For each line below that includes the word "panel", make a copy.

** Begin Recorded information **

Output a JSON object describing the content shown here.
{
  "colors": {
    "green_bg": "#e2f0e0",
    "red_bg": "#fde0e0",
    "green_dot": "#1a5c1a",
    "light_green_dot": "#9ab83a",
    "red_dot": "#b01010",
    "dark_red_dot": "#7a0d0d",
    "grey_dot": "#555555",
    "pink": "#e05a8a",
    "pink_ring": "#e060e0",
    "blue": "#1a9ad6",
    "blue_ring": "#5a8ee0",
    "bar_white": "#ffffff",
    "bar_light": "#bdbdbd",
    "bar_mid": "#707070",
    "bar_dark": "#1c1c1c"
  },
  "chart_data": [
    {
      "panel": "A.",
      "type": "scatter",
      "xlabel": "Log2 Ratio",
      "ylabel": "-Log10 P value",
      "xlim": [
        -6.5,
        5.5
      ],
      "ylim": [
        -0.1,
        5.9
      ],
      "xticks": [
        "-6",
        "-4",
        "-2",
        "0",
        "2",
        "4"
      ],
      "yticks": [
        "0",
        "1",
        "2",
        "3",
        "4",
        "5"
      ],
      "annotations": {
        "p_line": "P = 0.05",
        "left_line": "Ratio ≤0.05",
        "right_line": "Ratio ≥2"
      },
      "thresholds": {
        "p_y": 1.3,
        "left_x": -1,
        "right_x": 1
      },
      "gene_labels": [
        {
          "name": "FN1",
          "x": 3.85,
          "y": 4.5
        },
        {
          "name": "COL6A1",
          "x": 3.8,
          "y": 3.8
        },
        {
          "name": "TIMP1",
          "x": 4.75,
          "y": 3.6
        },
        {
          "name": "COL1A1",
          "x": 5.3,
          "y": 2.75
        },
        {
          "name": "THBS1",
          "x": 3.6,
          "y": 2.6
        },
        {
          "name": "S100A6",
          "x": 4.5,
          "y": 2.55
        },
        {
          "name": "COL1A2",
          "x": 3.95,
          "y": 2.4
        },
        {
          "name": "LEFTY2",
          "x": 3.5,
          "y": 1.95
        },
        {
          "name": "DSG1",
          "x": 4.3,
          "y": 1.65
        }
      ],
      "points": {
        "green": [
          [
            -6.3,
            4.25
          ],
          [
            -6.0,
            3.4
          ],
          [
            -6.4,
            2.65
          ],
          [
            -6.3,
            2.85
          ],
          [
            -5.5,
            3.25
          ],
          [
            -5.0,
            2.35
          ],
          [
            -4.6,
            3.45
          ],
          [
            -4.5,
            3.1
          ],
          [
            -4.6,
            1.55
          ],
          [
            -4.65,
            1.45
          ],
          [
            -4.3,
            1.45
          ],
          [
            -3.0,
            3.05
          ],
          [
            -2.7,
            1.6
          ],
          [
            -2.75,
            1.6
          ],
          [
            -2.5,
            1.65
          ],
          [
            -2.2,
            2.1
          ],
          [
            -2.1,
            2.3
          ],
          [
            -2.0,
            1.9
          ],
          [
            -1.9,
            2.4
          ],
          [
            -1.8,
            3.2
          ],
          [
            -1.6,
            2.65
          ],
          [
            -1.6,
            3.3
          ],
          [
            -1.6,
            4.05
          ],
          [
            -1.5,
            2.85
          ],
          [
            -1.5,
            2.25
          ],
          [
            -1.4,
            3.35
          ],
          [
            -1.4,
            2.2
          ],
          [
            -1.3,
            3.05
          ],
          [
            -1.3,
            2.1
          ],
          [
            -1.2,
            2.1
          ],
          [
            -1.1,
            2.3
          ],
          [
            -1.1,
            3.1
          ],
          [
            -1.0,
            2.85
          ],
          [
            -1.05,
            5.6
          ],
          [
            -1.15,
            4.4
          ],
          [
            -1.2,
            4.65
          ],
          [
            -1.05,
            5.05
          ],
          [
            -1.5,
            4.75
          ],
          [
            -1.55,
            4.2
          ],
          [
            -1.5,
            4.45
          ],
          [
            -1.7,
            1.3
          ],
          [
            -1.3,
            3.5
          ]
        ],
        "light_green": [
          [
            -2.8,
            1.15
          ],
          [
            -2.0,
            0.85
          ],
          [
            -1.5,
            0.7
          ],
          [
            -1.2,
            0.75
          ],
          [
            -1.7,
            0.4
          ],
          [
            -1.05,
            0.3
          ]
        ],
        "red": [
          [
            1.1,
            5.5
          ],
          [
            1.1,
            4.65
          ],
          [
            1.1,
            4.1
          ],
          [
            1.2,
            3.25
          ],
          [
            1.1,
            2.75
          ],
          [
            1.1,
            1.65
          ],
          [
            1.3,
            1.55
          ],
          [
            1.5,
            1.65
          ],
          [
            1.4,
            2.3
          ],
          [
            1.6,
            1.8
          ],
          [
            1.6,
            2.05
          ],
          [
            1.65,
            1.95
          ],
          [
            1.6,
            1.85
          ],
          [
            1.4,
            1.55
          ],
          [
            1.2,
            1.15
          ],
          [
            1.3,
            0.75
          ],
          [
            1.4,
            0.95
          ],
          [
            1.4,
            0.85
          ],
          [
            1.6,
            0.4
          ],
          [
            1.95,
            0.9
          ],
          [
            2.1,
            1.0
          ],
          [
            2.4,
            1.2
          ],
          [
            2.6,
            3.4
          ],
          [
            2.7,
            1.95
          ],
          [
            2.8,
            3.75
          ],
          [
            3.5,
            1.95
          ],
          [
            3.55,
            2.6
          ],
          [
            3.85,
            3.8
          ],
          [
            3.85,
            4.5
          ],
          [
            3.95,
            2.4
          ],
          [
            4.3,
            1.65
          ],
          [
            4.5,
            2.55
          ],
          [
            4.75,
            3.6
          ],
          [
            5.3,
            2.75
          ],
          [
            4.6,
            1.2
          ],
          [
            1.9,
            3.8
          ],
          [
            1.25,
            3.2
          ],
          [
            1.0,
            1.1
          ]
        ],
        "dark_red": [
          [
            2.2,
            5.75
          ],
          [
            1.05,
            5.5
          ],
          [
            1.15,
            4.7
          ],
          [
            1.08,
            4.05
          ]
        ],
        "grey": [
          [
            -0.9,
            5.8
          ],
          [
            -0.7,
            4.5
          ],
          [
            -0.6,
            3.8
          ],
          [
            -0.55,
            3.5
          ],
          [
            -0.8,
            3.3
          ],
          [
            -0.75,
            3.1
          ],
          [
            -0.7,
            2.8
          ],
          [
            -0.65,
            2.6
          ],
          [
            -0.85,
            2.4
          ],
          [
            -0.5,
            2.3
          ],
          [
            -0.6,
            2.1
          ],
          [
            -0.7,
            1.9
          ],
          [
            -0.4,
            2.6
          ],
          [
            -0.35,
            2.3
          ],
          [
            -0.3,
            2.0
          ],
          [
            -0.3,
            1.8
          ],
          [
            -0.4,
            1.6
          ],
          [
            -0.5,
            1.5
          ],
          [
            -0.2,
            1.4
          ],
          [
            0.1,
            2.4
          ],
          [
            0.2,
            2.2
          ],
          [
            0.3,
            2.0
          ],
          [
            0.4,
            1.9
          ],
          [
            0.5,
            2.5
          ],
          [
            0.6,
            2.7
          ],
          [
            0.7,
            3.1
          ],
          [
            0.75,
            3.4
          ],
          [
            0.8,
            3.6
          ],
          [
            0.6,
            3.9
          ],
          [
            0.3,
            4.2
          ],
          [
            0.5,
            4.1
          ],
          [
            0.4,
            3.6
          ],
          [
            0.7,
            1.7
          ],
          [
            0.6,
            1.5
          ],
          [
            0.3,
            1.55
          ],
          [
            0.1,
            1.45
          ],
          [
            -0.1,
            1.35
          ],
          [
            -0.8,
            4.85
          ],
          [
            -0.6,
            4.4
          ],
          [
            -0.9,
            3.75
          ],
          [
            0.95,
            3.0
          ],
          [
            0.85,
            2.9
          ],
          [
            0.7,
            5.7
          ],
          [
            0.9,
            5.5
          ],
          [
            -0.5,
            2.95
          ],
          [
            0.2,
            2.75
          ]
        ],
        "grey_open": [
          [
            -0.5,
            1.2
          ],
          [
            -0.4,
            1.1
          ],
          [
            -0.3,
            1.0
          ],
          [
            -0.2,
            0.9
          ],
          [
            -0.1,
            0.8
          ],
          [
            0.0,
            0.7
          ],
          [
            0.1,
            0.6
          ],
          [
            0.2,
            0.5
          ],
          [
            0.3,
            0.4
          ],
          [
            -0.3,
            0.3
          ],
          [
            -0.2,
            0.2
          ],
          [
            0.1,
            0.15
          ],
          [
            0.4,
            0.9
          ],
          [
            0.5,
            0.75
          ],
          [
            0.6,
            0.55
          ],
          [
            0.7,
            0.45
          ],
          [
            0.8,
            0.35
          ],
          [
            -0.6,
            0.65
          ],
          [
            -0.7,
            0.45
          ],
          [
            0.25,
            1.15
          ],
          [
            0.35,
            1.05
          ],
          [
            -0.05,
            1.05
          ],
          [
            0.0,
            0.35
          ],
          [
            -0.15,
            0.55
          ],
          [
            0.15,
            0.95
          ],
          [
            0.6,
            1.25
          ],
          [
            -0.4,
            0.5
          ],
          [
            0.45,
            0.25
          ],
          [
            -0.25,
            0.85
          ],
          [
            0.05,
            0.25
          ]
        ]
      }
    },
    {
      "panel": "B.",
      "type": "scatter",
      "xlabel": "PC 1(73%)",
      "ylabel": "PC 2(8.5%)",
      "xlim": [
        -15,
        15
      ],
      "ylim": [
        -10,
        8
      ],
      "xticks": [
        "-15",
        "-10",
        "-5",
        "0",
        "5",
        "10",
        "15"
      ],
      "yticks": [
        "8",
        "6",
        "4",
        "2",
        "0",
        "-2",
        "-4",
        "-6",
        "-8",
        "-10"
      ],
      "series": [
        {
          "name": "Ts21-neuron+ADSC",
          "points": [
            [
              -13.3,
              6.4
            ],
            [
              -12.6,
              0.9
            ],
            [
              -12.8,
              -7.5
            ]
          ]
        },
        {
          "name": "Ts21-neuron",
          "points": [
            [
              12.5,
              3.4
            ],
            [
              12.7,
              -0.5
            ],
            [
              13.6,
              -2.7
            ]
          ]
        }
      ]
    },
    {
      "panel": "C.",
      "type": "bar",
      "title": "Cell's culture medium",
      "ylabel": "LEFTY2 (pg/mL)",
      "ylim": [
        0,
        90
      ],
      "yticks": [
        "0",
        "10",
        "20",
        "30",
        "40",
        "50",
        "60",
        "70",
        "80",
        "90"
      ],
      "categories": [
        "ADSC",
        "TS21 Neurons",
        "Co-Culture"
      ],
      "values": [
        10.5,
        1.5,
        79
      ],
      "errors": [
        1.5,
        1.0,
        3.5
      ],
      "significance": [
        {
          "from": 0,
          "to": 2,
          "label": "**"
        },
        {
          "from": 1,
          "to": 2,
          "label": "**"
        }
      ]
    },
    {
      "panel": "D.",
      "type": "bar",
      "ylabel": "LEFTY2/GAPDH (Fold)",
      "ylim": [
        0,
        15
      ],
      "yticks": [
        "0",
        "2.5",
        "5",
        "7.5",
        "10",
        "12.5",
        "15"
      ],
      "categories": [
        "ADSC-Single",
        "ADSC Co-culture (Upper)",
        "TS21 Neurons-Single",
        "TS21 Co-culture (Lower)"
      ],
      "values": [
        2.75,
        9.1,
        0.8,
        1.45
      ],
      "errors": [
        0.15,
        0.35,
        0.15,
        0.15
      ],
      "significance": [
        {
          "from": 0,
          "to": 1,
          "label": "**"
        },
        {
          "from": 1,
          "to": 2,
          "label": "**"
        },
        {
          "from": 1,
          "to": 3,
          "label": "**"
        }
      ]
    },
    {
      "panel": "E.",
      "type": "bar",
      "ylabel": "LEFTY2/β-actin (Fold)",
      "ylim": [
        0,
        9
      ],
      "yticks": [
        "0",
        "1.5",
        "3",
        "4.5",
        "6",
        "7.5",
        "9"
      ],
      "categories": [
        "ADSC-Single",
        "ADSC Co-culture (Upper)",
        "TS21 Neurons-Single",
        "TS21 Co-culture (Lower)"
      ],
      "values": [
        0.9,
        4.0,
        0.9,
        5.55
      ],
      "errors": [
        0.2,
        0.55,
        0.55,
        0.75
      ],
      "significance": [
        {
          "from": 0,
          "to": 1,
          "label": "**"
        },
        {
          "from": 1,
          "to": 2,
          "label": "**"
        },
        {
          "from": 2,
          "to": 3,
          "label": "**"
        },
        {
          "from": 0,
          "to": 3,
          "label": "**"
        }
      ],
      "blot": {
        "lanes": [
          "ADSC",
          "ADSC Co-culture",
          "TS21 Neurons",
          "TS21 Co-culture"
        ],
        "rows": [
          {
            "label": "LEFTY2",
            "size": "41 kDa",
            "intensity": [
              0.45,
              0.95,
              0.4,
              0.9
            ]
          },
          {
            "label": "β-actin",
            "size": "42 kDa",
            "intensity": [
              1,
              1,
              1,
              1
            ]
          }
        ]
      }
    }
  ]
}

** End Recorded information **

## [Complete output]
      "panel": "A.",
      "panel": "B.",
      "panel": "C.",
      "panel": "D.",
      "panel": "E.",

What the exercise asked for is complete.